**Work required**
A line belongs in the answer only if it contains the word "maladies"; copy every such line from the listing below.

**Supplied records**

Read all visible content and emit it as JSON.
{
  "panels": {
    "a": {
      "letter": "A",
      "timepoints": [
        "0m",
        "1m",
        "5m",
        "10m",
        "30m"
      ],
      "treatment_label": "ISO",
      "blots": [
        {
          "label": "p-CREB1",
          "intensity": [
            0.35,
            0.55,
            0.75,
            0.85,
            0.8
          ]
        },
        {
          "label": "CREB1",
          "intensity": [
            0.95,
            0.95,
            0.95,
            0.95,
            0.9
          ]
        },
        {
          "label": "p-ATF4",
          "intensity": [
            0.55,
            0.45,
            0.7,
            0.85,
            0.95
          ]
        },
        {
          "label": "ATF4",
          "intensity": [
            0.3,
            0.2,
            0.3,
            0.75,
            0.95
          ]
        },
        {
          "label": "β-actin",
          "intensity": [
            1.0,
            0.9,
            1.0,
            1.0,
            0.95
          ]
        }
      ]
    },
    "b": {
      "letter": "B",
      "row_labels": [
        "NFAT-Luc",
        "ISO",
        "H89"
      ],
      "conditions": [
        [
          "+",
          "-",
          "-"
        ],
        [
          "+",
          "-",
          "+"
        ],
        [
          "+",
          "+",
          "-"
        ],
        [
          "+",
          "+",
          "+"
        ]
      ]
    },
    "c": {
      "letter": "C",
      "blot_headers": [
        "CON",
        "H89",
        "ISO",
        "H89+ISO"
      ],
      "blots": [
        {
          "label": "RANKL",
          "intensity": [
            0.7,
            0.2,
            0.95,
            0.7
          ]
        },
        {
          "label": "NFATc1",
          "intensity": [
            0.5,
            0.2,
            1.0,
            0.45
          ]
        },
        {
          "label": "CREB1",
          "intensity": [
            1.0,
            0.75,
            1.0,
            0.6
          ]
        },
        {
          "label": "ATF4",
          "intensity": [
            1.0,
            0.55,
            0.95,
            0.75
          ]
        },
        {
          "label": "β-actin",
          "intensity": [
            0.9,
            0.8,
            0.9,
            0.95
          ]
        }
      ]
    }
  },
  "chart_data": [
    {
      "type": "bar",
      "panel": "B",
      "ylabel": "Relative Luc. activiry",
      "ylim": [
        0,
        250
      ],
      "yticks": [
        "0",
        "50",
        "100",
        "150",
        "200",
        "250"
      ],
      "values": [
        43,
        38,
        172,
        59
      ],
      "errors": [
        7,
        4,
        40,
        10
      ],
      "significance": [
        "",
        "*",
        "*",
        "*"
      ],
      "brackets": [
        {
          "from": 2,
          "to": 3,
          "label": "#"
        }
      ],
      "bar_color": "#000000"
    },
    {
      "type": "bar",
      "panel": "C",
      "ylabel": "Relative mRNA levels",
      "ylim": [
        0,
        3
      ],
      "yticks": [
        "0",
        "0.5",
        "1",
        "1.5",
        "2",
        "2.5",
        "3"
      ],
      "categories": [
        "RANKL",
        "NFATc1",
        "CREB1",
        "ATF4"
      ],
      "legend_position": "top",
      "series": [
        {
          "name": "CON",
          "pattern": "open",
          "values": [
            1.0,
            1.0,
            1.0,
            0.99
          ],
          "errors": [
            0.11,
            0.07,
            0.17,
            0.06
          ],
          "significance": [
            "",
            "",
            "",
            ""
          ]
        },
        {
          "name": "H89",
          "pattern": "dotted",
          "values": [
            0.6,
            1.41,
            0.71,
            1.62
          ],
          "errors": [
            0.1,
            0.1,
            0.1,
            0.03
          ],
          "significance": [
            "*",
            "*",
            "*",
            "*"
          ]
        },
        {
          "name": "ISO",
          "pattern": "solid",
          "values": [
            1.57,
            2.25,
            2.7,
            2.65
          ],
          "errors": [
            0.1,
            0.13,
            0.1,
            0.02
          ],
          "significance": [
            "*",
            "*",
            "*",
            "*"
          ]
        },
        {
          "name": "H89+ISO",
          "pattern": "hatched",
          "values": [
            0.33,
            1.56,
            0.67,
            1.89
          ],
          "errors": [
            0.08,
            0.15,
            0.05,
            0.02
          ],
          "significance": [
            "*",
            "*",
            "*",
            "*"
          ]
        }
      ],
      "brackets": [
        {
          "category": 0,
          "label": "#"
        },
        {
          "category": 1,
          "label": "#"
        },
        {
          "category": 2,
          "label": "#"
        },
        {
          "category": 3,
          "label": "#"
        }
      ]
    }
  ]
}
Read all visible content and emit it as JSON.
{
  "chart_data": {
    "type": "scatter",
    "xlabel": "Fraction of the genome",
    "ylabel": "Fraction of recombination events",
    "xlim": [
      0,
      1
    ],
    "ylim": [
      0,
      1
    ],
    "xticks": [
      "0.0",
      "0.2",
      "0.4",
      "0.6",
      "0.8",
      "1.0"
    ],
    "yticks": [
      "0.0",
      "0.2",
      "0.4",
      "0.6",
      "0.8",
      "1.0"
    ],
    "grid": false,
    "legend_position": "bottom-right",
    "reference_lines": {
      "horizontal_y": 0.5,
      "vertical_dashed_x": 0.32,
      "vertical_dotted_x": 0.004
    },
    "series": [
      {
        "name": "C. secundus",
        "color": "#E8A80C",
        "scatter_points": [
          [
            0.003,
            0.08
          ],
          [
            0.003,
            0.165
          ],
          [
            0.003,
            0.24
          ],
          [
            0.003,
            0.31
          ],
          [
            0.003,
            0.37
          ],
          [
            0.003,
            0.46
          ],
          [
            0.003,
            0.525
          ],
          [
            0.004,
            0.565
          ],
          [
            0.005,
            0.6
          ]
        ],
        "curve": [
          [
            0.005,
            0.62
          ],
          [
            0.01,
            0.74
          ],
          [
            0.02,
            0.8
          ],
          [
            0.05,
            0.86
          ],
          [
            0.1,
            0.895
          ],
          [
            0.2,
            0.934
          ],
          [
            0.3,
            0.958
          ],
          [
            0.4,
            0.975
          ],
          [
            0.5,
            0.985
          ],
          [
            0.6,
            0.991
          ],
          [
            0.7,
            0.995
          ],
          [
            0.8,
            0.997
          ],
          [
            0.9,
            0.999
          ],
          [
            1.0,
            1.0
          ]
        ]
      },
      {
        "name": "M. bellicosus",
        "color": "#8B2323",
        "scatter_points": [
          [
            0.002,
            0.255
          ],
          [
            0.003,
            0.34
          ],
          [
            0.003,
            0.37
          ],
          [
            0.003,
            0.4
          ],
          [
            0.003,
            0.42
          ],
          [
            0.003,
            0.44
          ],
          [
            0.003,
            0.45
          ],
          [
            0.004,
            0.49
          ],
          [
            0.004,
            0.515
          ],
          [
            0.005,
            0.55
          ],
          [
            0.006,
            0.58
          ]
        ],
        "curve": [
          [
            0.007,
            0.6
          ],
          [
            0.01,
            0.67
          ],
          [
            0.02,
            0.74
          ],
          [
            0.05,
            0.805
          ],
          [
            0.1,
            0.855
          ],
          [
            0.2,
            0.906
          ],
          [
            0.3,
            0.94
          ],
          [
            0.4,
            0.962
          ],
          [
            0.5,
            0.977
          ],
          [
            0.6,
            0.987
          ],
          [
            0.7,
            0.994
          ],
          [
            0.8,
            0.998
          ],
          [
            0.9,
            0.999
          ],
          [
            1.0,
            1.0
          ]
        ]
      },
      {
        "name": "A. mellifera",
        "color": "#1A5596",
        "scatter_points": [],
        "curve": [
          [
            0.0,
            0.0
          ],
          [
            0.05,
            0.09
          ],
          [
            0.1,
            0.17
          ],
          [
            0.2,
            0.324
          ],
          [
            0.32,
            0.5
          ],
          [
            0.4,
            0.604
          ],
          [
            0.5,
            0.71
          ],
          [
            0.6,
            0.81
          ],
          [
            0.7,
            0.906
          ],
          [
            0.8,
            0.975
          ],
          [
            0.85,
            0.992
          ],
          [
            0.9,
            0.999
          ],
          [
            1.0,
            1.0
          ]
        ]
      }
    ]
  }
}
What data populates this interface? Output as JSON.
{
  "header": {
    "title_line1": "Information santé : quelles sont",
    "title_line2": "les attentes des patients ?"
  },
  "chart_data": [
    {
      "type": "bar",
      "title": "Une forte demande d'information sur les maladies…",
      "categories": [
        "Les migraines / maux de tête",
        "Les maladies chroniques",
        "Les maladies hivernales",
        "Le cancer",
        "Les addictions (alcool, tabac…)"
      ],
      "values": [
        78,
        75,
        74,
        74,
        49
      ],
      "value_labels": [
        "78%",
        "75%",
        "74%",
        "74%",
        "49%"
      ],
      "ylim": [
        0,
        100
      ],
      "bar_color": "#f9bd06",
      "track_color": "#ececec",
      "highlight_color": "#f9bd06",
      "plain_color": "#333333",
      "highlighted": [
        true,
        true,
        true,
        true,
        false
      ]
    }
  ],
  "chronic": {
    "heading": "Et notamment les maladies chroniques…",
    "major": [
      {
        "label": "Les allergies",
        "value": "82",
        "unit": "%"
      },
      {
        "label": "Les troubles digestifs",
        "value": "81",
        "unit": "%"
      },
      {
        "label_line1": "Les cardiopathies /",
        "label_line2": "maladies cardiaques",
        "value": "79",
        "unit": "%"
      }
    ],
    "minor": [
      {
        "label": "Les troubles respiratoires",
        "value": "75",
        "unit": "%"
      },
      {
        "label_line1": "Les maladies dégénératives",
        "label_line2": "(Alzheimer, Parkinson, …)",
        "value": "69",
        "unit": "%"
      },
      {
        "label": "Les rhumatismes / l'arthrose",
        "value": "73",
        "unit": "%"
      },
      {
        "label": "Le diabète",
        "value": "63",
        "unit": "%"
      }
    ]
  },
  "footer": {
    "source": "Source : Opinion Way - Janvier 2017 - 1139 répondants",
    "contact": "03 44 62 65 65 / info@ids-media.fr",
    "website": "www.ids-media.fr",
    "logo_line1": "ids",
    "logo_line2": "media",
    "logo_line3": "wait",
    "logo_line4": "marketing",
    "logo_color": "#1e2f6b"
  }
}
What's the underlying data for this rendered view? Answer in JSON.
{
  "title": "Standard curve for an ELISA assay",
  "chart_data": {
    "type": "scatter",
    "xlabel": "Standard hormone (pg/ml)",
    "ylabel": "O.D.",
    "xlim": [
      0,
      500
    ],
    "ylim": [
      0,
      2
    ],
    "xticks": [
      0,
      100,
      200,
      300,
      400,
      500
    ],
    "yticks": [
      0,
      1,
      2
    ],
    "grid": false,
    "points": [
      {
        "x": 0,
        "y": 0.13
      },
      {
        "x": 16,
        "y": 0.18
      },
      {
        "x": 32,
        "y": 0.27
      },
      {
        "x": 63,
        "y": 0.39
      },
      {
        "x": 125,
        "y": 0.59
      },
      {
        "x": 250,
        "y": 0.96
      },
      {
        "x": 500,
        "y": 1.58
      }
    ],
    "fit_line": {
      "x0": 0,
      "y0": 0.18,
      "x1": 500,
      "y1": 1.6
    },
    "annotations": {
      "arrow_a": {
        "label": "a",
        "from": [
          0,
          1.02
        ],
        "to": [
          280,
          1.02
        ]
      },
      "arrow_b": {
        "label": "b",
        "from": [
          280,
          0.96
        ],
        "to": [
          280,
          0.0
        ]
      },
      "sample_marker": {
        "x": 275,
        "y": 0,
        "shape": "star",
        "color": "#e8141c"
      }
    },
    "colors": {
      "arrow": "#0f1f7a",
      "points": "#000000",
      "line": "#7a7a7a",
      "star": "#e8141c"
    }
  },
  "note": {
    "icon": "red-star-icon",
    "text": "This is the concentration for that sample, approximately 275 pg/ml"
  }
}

**Result for this task**
      "title": "Une forte demande d'information sur les maladies…",
        "Les maladies chroniques",
        "Les maladies hivernales",
    "heading": "Et notamment les maladies chroniques…",
        "label_line2": "maladies cardiaques",
        "label_line1": "Les maladies dégénératives",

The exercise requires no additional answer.